* **Figure data in JSON**
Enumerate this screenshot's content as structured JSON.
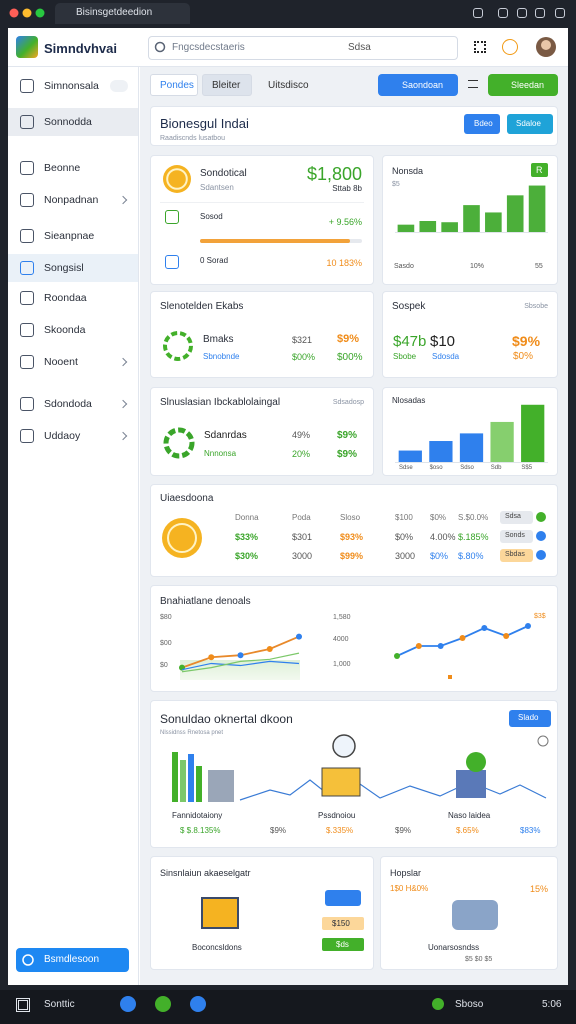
{
  "browser": {
    "tab_title": "Bisinsgetdeedion"
  },
  "header": {
    "logo": "Simndvhvai",
    "search": "Fngcsdecstaeris",
    "search_button": "Sdsa"
  },
  "sidebar": {
    "items": [
      "Simnonsala",
      "Sonnodda",
      "Beonne",
      "Nonpadnan",
      "Sieanpnae",
      "Songsisl",
      "Roondaa",
      "Skoonda",
      "Nooent",
      "Sdondoda",
      "Uddaoy"
    ],
    "active": [
      1,
      5
    ],
    "expandable": [
      3,
      8,
      9,
      10
    ],
    "footer_button": "Bsmdlesoon"
  },
  "toolbar": {
    "tabs": [
      "Pondes",
      "Bleiter",
      "Uitsdisco"
    ],
    "actions": [
      "Saondoan",
      "Sleedan"
    ]
  },
  "overview": {
    "title": "Bionesgul Indai",
    "subtitle": "Raadiscnds lusatbou",
    "buttons": [
      "Bdeo",
      "Sdaloe"
    ]
  },
  "summary": {
    "label": "Sondotical",
    "sublabel": "Sdantsen",
    "amount": "$1,800",
    "amount_note": "Sttab 8b",
    "rows": [
      {
        "label": "Sosod",
        "value": "+ 9.56%"
      },
      {
        "label": "0 Sorad",
        "value": "10 183%"
      }
    ]
  },
  "trend": {
    "title": "Nonsda",
    "badge": "R",
    "note": "$5",
    "bars": [
      6,
      9,
      8,
      22,
      16,
      30,
      38
    ],
    "ylim": [
      0,
      45
    ],
    "color": "#4caf3a",
    "axis_labels": [
      "Sasdo",
      "10%",
      "55"
    ]
  },
  "stack": {
    "title": "Slenotelden Ekabs",
    "label": "Bmaks",
    "sublabel": "Sbnobnde",
    "cells": [
      "$321",
      "$9%",
      "$00%",
      "$00%"
    ]
  },
  "speak": {
    "title": "Sospek",
    "note": "Sbsobe",
    "big": "$47b",
    "amount": "$10",
    "change": "$9%",
    "sub": [
      "Sbobe",
      "Sdosda",
      "$0%"
    ]
  },
  "simulation": {
    "title": "Slnuslasian Ibckablolaingal",
    "note": "Sdsadosp",
    "rows": [
      [
        "Sdanrdas",
        "49%",
        "$9%"
      ],
      [
        "Nnnonsa",
        "20%",
        "$9%"
      ]
    ]
  },
  "distribution": {
    "title": "Nlosadas",
    "categories": [
      "Sdse",
      "$oso",
      "Sdso",
      "Sdb",
      "S$5"
    ],
    "bars": [
      12,
      22,
      30,
      42,
      60
    ],
    "ylim": [
      0,
      65
    ],
    "colors": [
      "#2f80ed",
      "#2f80ed",
      "#2f80ed",
      "#86cf6e",
      "#43b02a"
    ]
  },
  "table": {
    "title": "Uiaesdoona",
    "rows": [
      [
        "Donna",
        "Poda",
        "Sloso",
        "$100",
        "$0%",
        "S.$0.0%",
        "Sdsa"
      ],
      [
        "$33%",
        "$301",
        "$93%",
        "$0%",
        "4.00%",
        "$.185%",
        "Sonds"
      ],
      [
        "$30%",
        "3000",
        "$99%",
        "3000",
        "$0%",
        "$.80%",
        "Sbdas"
      ]
    ]
  },
  "lines": {
    "title": "Bnahiatlane denoals",
    "left": {
      "axis_labels": [
        "$80",
        "$00",
        "$0"
      ],
      "ylim": [
        0,
        30
      ],
      "series": [
        {
          "color": "#e8892b",
          "dots": true,
          "values": [
            6,
            11,
            12,
            15,
            21
          ]
        },
        {
          "color": "#2f80ed",
          "dots": false,
          "values": [
            5,
            8,
            7,
            9,
            8
          ]
        },
        {
          "color": "#7cc86a",
          "dots": false,
          "values": [
            4,
            6,
            9,
            10,
            13
          ]
        }
      ]
    },
    "right": {
      "axis_labels": [
        "1,580",
        "4000",
        "1,000"
      ],
      "ylim": [
        0,
        30
      ],
      "series": [
        {
          "color": "#2f80ed",
          "dots": true,
          "values": [
            8,
            13,
            13,
            17,
            22,
            18,
            23
          ]
        }
      ]
    },
    "right_note": "$3$"
  },
  "operations": {
    "title": "Sonuldao oknertal dkoon",
    "subtitle": "Nlssidnss Rnetosa pnet",
    "button": "Slado",
    "metrics": [
      {
        "label": "Fannidotaiony",
        "value": "$ $.8.135%",
        "change": "$9%"
      },
      {
        "label": "Pssdnoiou",
        "value": "$.335%",
        "change": "$9%"
      },
      {
        "label": "Naso laidea",
        "value": "$.65%",
        "change": "$83%"
      }
    ]
  },
  "bottom_left": {
    "title": "Sinsnlaiun akaeselgatr",
    "pills": [
      "$150",
      "$ds"
    ],
    "label": "Boconcsldons"
  },
  "bottom_right": {
    "title": "Hopslar",
    "note": "1$0 H&0%",
    "change": "15%",
    "label": "Uonarsosndss",
    "footer": "$5 $0 $5"
  },
  "taskbar": {
    "left": "Sonttic",
    "right": "Sboso",
    "clock": "5:06"
  }
}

* **TASK STATEMENT**
Every line above should be returned exactly; the pictures stay out.

* **RESPONSE TO THIS TASK**
Enumerate this screenshot's content as structured JSON.
{
  "browser": {
    "tab_title": "Bisinsgetdeedion"
  },
  "header": {
    "logo": "Simndvhvai",
    "search": "Fngcsdecstaeris",
    "search_button": "Sdsa"
  },
  "sidebar": {
    "items": [
      "Simnonsala",
      "Sonnodda",
      "Beonne",
      "Nonpadnan",
      "Sieanpnae",
      "Songsisl",
      "Roondaa",
      "Skoonda",
      "Nooent",
      "Sdondoda",
      "Uddaoy"
    ],
    "active": [
      1,
      5
    ],
    "expandable": [
      3,
      8,
      9,
      10
    ],
    "footer_button": "Bsmdlesoon"
  },
  "toolbar": {
    "tabs": [
      "Pondes",
      "Bleiter",
      "Uitsdisco"
    ],
    "actions": [
      "Saondoan",
      "Sleedan"
    ]
  },
  "overview": {
    "title": "Bionesgul Indai",
    "subtitle": "Raadiscnds lusatbou",
    "buttons": [
      "Bdeo",
      "Sdaloe"
    ]
  },
  "summary": {
    "label": "Sondotical",
    "sublabel": "Sdantsen",
    "amount": "$1,800",
    "amount_note": "Sttab 8b",
    "rows": [
      {
        "label": "Sosod",
        "value": "+ 9.56%"
      },
      {
        "label": "0 Sorad",
        "value": "10 183%"
      }
    ]
  },
  "trend": {
    "title": "Nonsda",
    "badge": "R",
    "note": "$5",
    "bars": [
      6,
      9,
      8,
      22,
      16,
      30,
      38
    ],
    "ylim": [
      0,
      45
    ],
    "color": "#4caf3a",
    "axis_labels": [
      "Sasdo",
      "10%",
      "55"
    ]
  },
  "stack": {
    "title": "Slenotelden Ekabs",
    "label": "Bmaks",
    "sublabel": "Sbnobnde",
    "cells": [
      "$321",
      "$9%",
      "$00%",
      "$00%"
    ]
  },
  "speak": {
    "title": "Sospek",
    "note": "Sbsobe",
    "big": "$47b",
    "amount": "$10",
    "change": "$9%",
    "sub": [
      "Sbobe",
      "Sdosda",
      "$0%"
    ]
  },
  "simulation": {
    "title": "Slnuslasian Ibckablolaingal",
    "note": "Sdsadosp",
    "rows": [
      [
        "Sdanrdas",
        "49%",
        "$9%"
      ],
      [
        "Nnnonsa",
        "20%",
        "$9%"
      ]
    ]
  },
  "distribution": {
    "title": "Nlosadas",
    "categories": [
      "Sdse",
      "$oso",
      "Sdso",
      "Sdb",
      "S$5"
    ],
    "bars": [
      12,
      22,
      30,
      42,
      60
    ],
    "ylim": [
      0,
      65
    ],
    "colors": [
      "#2f80ed",
      "#2f80ed",
      "#2f80ed",
      "#86cf6e",
      "#43b02a"
    ]
  },
  "table": {
    "title": "Uiaesdoona",
    "rows": [
      [
        "Donna",
        "Poda",
        "Sloso",
        "$100",
        "$0%",
        "S.$0.0%",
        "Sdsa"
      ],
      [
        "$33%",
        "$301",
        "$93%",
        "$0%",
        "4.00%",
        "$.185%",
        "Sonds"
      ],
      [
        "$30%",
        "3000",
        "$99%",
        "3000",
        "$0%",
        "$.80%",
        "Sbdas"
      ]
    ]
  },
  "lines": {
    "title": "Bnahiatlane denoals",
    "left": {
      "axis_labels": [
        "$80",
        "$00",
        "$0"
      ],
      "ylim": [
        0,
        30
      ],
      "series": [
        {
          "color": "#e8892b",
          "dots": true,
          "values": [
            6,
            11,
            12,
            15,
            21
          ]
        },
        {
          "color": "#2f80ed",
          "dots": false,
          "values": [
            5,
            8,
            7,
            9,
            8
          ]
        },
        {
          "color": "#7cc86a",
          "dots": false,
          "values": [
            4,
            6,
            9,
            10,
            13
          ]
        }
      ]
    },
    "right": {
      "axis_labels": [
        "1,580",
        "4000",
        "1,000"
      ],
      "ylim": [
        0,
        30
      ],
      "series": [
        {
          "color": "#2f80ed",
          "dots": true,
          "values": [
            8,
            13,
            13,
            17,
            22,
            18,
            23
          ]
        }
      ]
    },
    "right_note": "$3$"
  },
  "operations": {
    "title": "Sonuldao oknertal dkoon",
    "subtitle": "Nlssidnss Rnetosa pnet",
    "button": "Slado",
    "metrics": [
      {
        "label": "Fannidotaiony",
        "value": "$ $.8.135%",
        "change": "$9%"
      },
      {
        "label": "Pssdnoiou",
        "value": "$.335%",
        "change": "$9%"
      },
      {
        "label": "Naso laidea",
        "value": "$.65%",
        "change": "$83%"
      }
    ]
  },
  "bottom_left": {
    "title": "Sinsnlaiun akaeselgatr",
    "pills": [
      "$150",
      "$ds"
    ],
    "label": "Boconcsldons"
  },
  "bottom_right": {
    "title": "Hopslar",
    "note": "1$0 H&0%",
    "change": "15%",
    "label": "Uonarsosndss",
    "footer": "$5 $0 $5"
  },
  "taskbar": {
    "left": "Sonttic",
    "right": "Sboso",
    "clock": "5:06"
  }
}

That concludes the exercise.